WHAT THE TASK REQUIRES
Each entry below is to be written out exactly, and the pictures are to be left out.

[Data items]
━━━━━━━━━━━━━━━━━━━━━━━━━━━━━━
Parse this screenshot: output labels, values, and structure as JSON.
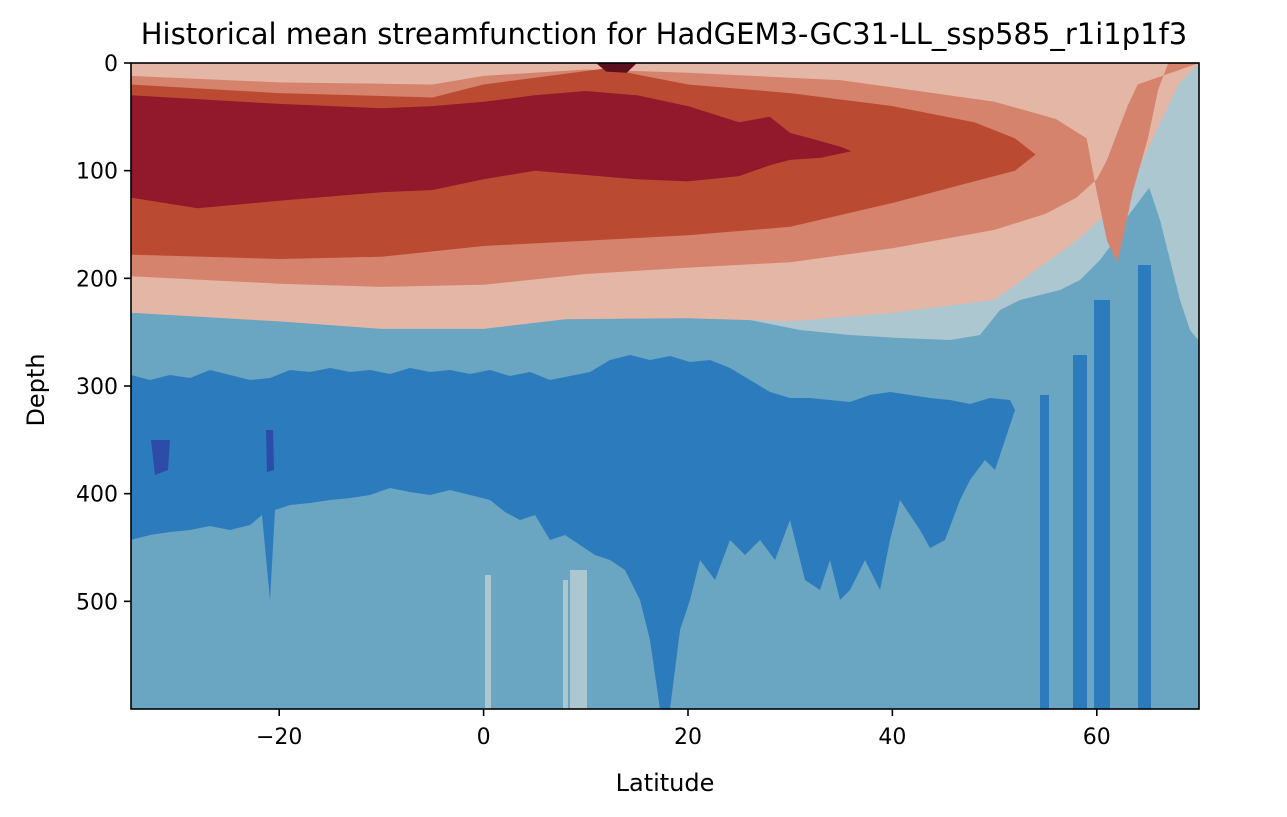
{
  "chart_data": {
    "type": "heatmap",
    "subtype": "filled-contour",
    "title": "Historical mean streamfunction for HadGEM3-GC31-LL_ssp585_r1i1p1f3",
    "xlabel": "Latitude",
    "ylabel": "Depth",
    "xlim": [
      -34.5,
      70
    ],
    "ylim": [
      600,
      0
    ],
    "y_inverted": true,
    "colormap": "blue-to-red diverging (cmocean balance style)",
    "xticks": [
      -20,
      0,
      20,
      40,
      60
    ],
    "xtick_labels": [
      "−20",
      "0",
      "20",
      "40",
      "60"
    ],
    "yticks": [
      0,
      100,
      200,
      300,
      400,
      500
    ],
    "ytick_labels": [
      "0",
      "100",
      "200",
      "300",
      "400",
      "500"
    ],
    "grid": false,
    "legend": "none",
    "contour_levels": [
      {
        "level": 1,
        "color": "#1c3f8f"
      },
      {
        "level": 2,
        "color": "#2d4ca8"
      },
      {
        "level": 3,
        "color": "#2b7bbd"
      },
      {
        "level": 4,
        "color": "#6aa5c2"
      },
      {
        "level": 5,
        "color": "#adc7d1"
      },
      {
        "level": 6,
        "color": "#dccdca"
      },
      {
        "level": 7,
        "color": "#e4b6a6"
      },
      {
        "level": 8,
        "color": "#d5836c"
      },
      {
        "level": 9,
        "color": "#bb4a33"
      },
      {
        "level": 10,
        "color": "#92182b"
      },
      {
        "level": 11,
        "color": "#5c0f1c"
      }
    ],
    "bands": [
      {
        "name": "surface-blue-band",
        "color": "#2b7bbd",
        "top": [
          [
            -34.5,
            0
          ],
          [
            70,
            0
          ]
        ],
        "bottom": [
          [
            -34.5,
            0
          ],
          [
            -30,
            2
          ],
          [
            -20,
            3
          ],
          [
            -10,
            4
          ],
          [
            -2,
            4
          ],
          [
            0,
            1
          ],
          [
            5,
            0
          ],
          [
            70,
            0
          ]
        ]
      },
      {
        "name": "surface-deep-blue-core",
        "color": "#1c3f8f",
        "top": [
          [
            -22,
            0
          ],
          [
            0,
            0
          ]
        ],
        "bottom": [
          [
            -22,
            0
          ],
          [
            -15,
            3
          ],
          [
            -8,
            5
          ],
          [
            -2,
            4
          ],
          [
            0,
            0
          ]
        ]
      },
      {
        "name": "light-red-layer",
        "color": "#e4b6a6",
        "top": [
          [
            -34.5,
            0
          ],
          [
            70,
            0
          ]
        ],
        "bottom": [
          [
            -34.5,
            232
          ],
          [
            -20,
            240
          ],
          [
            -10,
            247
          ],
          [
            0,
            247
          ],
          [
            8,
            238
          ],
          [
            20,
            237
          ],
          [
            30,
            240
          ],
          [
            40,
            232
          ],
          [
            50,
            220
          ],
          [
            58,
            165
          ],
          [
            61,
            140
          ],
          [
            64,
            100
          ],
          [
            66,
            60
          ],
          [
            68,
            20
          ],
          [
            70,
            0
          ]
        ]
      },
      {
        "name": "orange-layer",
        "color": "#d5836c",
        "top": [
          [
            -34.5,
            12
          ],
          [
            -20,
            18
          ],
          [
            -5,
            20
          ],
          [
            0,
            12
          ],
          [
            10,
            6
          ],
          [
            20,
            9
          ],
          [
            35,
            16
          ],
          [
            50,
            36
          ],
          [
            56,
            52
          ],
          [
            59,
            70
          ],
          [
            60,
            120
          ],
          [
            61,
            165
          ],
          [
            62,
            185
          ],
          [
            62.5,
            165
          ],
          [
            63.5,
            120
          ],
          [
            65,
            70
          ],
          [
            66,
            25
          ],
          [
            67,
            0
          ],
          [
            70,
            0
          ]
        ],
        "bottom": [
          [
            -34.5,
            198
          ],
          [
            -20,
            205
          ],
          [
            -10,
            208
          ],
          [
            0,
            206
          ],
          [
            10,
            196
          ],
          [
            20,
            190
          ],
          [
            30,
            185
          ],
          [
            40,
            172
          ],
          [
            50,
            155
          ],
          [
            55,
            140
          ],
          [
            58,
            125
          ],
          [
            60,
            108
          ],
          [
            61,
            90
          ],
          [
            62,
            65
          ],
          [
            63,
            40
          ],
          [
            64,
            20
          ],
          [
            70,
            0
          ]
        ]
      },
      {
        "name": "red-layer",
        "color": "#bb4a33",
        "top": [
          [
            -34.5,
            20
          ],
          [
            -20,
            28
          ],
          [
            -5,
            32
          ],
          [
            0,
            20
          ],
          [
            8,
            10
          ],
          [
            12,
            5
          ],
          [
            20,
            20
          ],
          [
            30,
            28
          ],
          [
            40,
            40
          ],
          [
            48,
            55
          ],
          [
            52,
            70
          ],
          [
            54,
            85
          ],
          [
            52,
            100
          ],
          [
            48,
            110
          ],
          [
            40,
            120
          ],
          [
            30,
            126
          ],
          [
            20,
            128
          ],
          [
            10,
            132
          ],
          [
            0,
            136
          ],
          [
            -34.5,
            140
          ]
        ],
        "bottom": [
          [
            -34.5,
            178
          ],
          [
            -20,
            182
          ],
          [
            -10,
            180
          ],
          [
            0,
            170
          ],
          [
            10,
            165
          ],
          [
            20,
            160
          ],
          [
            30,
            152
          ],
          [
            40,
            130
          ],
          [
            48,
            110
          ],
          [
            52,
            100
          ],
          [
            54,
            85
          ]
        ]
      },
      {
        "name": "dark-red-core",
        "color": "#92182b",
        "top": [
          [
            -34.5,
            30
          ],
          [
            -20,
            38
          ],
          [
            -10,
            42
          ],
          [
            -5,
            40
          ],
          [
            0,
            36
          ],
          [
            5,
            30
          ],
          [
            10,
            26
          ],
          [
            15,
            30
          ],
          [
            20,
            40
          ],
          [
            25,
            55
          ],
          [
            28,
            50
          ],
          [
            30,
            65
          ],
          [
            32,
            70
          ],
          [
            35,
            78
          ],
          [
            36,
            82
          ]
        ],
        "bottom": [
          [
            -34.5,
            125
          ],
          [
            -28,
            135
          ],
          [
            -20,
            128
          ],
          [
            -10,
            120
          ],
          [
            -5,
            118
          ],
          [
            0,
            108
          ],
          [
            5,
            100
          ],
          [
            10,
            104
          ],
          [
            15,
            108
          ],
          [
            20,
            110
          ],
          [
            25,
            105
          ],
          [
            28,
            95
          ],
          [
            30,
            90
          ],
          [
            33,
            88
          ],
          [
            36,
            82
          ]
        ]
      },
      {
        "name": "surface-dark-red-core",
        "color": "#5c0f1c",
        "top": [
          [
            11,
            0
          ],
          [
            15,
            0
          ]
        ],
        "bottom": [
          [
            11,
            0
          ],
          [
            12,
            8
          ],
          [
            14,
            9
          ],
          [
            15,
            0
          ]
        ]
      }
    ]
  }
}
━━━━━━━━━━━━━━━━━━━━━━━━━━━━━━
RESPONSE
Parse this screenshot: output labels, values, and structure as JSON.
{
  "chart_data": {
    "type": "heatmap",
    "subtype": "filled-contour",
    "title": "Historical mean streamfunction for HadGEM3-GC31-LL_ssp585_r1i1p1f3",
    "xlabel": "Latitude",
    "ylabel": "Depth",
    "xlim": [
      -34.5,
      70
    ],
    "ylim": [
      600,
      0
    ],
    "y_inverted": true,
    "colormap": "blue-to-red diverging (cmocean balance style)",
    "xticks": [
      -20,
      0,
      20,
      40,
      60
    ],
    "xtick_labels": [
      "−20",
      "0",
      "20",
      "40",
      "60"
    ],
    "yticks": [
      0,
      100,
      200,
      300,
      400,
      500
    ],
    "ytick_labels": [
      "0",
      "100",
      "200",
      "300",
      "400",
      "500"
    ],
    "grid": false,
    "legend": "none",
    "contour_levels": [
      {
        "level": 1,
        "color": "#1c3f8f"
      },
      {
        "level": 2,
        "color": "#2d4ca8"
      },
      {
        "level": 3,
        "color": "#2b7bbd"
      },
      {
        "level": 4,
        "color": "#6aa5c2"
      },
      {
        "level": 5,
        "color": "#adc7d1"
      },
      {
        "level": 6,
        "color": "#dccdca"
      },
      {
        "level": 7,
        "color": "#e4b6a6"
      },
      {
        "level": 8,
        "color": "#d5836c"
      },
      {
        "level": 9,
        "color": "#bb4a33"
      },
      {
        "level": 10,
        "color": "#92182b"
      },
      {
        "level": 11,
        "color": "#5c0f1c"
      }
    ],
    "bands": [
      {
        "name": "surface-blue-band",
        "color": "#2b7bbd",
        "top": [
          [
            -34.5,
            0
          ],
          [
            70,
            0
          ]
        ],
        "bottom": [
          [
            -34.5,
            0
          ],
          [
            -30,
            2
          ],
          [
            -20,
            3
          ],
          [
            -10,
            4
          ],
          [
            -2,
            4
          ],
          [
            0,
            1
          ],
          [
            5,
            0
          ],
          [
            70,
            0
          ]
        ]
      },
      {
        "name": "surface-deep-blue-core",
        "color": "#1c3f8f",
        "top": [
          [
            -22,
            0
          ],
          [
            0,
            0
          ]
        ],
        "bottom": [
          [
            -22,
            0
          ],
          [
            -15,
            3
          ],
          [
            -8,
            5
          ],
          [
            -2,
            4
          ],
          [
            0,
            0
          ]
        ]
      },
      {
        "name": "light-red-layer",
        "color": "#e4b6a6",
        "top": [
          [
            -34.5,
            0
          ],
          [
            70,
            0
          ]
        ],
        "bottom": [
          [
            -34.5,
            232
          ],
          [
            -20,
            240
          ],
          [
            -10,
            247
          ],
          [
            0,
            247
          ],
          [
            8,
            238
          ],
          [
            20,
            237
          ],
          [
            30,
            240
          ],
          [
            40,
            232
          ],
          [
            50,
            220
          ],
          [
            58,
            165
          ],
          [
            61,
            140
          ],
          [
            64,
            100
          ],
          [
            66,
            60
          ],
          [
            68,
            20
          ],
          [
            70,
            0
          ]
        ]
      },
      {
        "name": "orange-layer",
        "color": "#d5836c",
        "top": [
          [
            -34.5,
            12
          ],
          [
            -20,
            18
          ],
          [
            -5,
            20
          ],
          [
            0,
            12
          ],
          [
            10,
            6
          ],
          [
            20,
            9
          ],
          [
            35,
            16
          ],
          [
            50,
            36
          ],
          [
            56,
            52
          ],
          [
            59,
            70
          ],
          [
            60,
            120
          ],
          [
            61,
            165
          ],
          [
            62,
            185
          ],
          [
            62.5,
            165
          ],
          [
            63.5,
            120
          ],
          [
            65,
            70
          ],
          [
            66,
            25
          ],
          [
            67,
            0
          ],
          [
            70,
            0
          ]
        ],
        "bottom": [
          [
            -34.5,
            198
          ],
          [
            -20,
            205
          ],
          [
            -10,
            208
          ],
          [
            0,
            206
          ],
          [
            10,
            196
          ],
          [
            20,
            190
          ],
          [
            30,
            185
          ],
          [
            40,
            172
          ],
          [
            50,
            155
          ],
          [
            55,
            140
          ],
          [
            58,
            125
          ],
          [
            60,
            108
          ],
          [
            61,
            90
          ],
          [
            62,
            65
          ],
          [
            63,
            40
          ],
          [
            64,
            20
          ],
          [
            70,
            0
          ]
        ]
      },
      {
        "name": "red-layer",
        "color": "#bb4a33",
        "top": [
          [
            -34.5,
            20
          ],
          [
            -20,
            28
          ],
          [
            -5,
            32
          ],
          [
            0,
            20
          ],
          [
            8,
            10
          ],
          [
            12,
            5
          ],
          [
            20,
            20
          ],
          [
            30,
            28
          ],
          [
            40,
            40
          ],
          [
            48,
            55
          ],
          [
            52,
            70
          ],
          [
            54,
            85
          ],
          [
            52,
            100
          ],
          [
            48,
            110
          ],
          [
            40,
            120
          ],
          [
            30,
            126
          ],
          [
            20,
            128
          ],
          [
            10,
            132
          ],
          [
            0,
            136
          ],
          [
            -34.5,
            140
          ]
        ],
        "bottom": [
          [
            -34.5,
            178
          ],
          [
            -20,
            182
          ],
          [
            -10,
            180
          ],
          [
            0,
            170
          ],
          [
            10,
            165
          ],
          [
            20,
            160
          ],
          [
            30,
            152
          ],
          [
            40,
            130
          ],
          [
            48,
            110
          ],
          [
            52,
            100
          ],
          [
            54,
            85
          ]
        ]
      },
      {
        "name": "dark-red-core",
        "color": "#92182b",
        "top": [
          [
            -34.5,
            30
          ],
          [
            -20,
            38
          ],
          [
            -10,
            42
          ],
          [
            -5,
            40
          ],
          [
            0,
            36
          ],
          [
            5,
            30
          ],
          [
            10,
            26
          ],
          [
            15,
            30
          ],
          [
            20,
            40
          ],
          [
            25,
            55
          ],
          [
            28,
            50
          ],
          [
            30,
            65
          ],
          [
            32,
            70
          ],
          [
            35,
            78
          ],
          [
            36,
            82
          ]
        ],
        "bottom": [
          [
            -34.5,
            125
          ],
          [
            -28,
            135
          ],
          [
            -20,
            128
          ],
          [
            -10,
            120
          ],
          [
            -5,
            118
          ],
          [
            0,
            108
          ],
          [
            5,
            100
          ],
          [
            10,
            104
          ],
          [
            15,
            108
          ],
          [
            20,
            110
          ],
          [
            25,
            105
          ],
          [
            28,
            95
          ],
          [
            30,
            90
          ],
          [
            33,
            88
          ],
          [
            36,
            82
          ]
        ]
      },
      {
        "name": "surface-dark-red-core",
        "color": "#5c0f1c",
        "top": [
          [
            11,
            0
          ],
          [
            15,
            0
          ]
        ],
        "bottom": [
          [
            11,
            0
          ],
          [
            12,
            8
          ],
          [
            14,
            9
          ],
          [
            15,
            0
          ]
        ]
      }
    ]
  }
}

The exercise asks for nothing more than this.